## Stated problem:
Each entry below should be echoed exactly, with pictures omitted.
>> BEGIN Data for this task
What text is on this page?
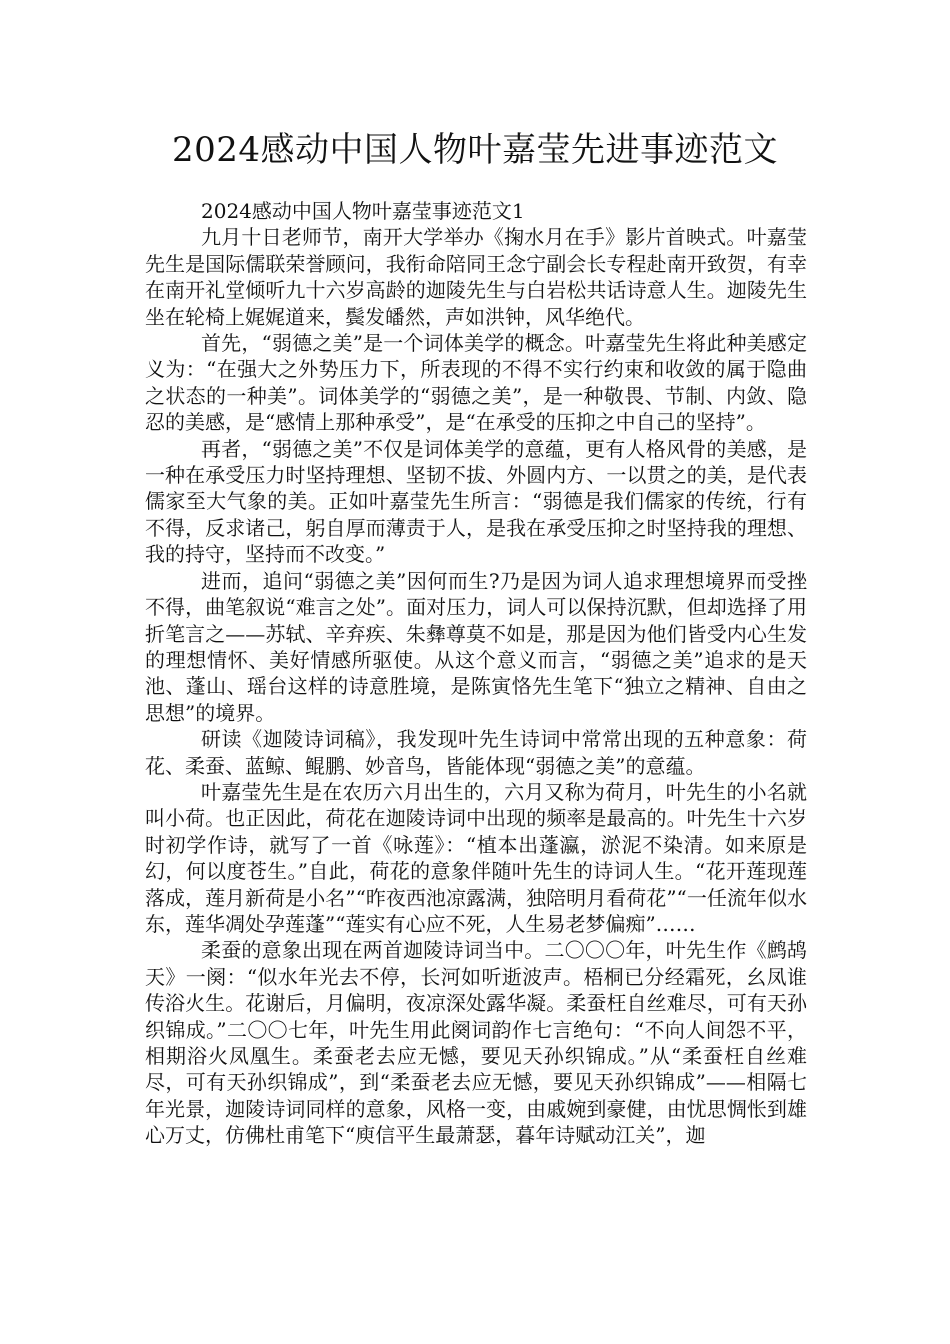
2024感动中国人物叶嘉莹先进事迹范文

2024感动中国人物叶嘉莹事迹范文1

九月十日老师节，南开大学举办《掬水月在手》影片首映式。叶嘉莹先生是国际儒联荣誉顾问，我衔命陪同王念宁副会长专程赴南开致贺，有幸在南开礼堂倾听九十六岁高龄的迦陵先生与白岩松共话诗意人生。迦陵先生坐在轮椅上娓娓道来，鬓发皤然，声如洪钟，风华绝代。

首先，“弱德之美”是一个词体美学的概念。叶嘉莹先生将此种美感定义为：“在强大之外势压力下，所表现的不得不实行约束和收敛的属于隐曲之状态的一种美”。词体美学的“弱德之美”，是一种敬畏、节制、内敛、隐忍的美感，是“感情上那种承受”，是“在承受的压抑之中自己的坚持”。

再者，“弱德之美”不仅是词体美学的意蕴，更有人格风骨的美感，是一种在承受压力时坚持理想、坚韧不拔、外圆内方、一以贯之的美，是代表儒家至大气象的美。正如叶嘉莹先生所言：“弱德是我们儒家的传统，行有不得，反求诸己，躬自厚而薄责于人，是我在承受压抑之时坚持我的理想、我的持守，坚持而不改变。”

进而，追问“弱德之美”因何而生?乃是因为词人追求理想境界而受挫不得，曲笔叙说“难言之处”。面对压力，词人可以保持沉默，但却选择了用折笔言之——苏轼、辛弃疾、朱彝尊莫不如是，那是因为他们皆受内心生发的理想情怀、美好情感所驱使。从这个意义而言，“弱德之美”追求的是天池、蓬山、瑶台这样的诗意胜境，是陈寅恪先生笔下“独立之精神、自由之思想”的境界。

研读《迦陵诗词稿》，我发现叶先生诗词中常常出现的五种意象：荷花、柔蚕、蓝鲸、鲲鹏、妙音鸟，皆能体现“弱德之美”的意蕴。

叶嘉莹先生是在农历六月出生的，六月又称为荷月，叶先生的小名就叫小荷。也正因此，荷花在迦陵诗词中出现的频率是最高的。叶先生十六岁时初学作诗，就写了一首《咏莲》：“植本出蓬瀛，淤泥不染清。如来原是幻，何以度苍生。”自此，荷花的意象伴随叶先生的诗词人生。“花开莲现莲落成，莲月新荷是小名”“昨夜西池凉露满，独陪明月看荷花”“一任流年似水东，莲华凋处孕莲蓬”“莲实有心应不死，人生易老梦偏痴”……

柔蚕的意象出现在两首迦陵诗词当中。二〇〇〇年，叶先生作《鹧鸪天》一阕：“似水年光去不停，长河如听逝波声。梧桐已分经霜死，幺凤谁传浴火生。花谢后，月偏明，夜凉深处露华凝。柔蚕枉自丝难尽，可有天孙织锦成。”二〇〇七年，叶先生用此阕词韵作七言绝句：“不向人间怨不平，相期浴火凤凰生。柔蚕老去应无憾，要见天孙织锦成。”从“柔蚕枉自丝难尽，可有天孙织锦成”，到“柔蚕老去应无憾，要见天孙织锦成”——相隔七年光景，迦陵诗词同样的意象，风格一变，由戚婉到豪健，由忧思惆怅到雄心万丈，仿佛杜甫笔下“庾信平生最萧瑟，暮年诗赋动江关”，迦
>> END Data for this task
## Result of this task:
What text is on this page?
2024感动中国人物叶嘉莹先进事迹范文

2024感动中国人物叶嘉莹事迹范文1

九月十日老师节，南开大学举办《掬水月在手》影片首映式。叶嘉莹先生是国际儒联荣誉顾问，我衔命陪同王念宁副会长专程赴南开致贺，有幸在南开礼堂倾听九十六岁高龄的迦陵先生与白岩松共话诗意人生。迦陵先生坐在轮椅上娓娓道来，鬓发皤然，声如洪钟，风华绝代。

首先，“弱德之美”是一个词体美学的概念。叶嘉莹先生将此种美感定义为：“在强大之外势压力下，所表现的不得不实行约束和收敛的属于隐曲之状态的一种美”。词体美学的“弱德之美”，是一种敬畏、节制、内敛、隐忍的美感，是“感情上那种承受”，是“在承受的压抑之中自己的坚持”。

再者，“弱德之美”不仅是词体美学的意蕴，更有人格风骨的美感，是一种在承受压力时坚持理想、坚韧不拔、外圆内方、一以贯之的美，是代表儒家至大气象的美。正如叶嘉莹先生所言：“弱德是我们儒家的传统，行有不得，反求诸己，躬自厚而薄责于人，是我在承受压抑之时坚持我的理想、我的持守，坚持而不改变。”

进而，追问“弱德之美”因何而生?乃是因为词人追求理想境界而受挫不得，曲笔叙说“难言之处”。面对压力，词人可以保持沉默，但却选择了用折笔言之——苏轼、辛弃疾、朱彝尊莫不如是，那是因为他们皆受内心生发的理想情怀、美好情感所驱使。从这个意义而言，“弱德之美”追求的是天池、蓬山、瑶台这样的诗意胜境，是陈寅恪先生笔下“独立之精神、自由之思想”的境界。

研读《迦陵诗词稿》，我发现叶先生诗词中常常出现的五种意象：荷花、柔蚕、蓝鲸、鲲鹏、妙音鸟，皆能体现“弱德之美”的意蕴。

叶嘉莹先生是在农历六月出生的，六月又称为荷月，叶先生的小名就叫小荷。也正因此，荷花在迦陵诗词中出现的频率是最高的。叶先生十六岁时初学作诗，就写了一首《咏莲》：“植本出蓬瀛，淤泥不染清。如来原是幻，何以度苍生。”自此，荷花的意象伴随叶先生的诗词人生。“花开莲现莲落成，莲月新荷是小名”“昨夜西池凉露满，独陪明月看荷花”“一任流年似水东，莲华凋处孕莲蓬”“莲实有心应不死，人生易老梦偏痴”……

柔蚕的意象出现在两首迦陵诗词当中。二〇〇〇年，叶先生作《鹧鸪天》一阕：“似水年光去不停，长河如听逝波声。梧桐已分经霜死，幺凤谁传浴火生。花谢后，月偏明，夜凉深处露华凝。柔蚕枉自丝难尽，可有天孙织锦成。”二〇〇七年，叶先生用此阕词韵作七言绝句：“不向人间怨不平，相期浴火凤凰生。柔蚕老去应无憾，要见天孙织锦成。”从“柔蚕枉自丝难尽，可有天孙织锦成”，到“柔蚕老去应无憾，要见天孙织锦成”——相隔七年光景，迦陵诗词同样的意象，风格一变，由戚婉到豪健，由忧思惆怅到雄心万丈，仿佛杜甫笔下“庾信平生最萧瑟，暮年诗赋动江关”，迦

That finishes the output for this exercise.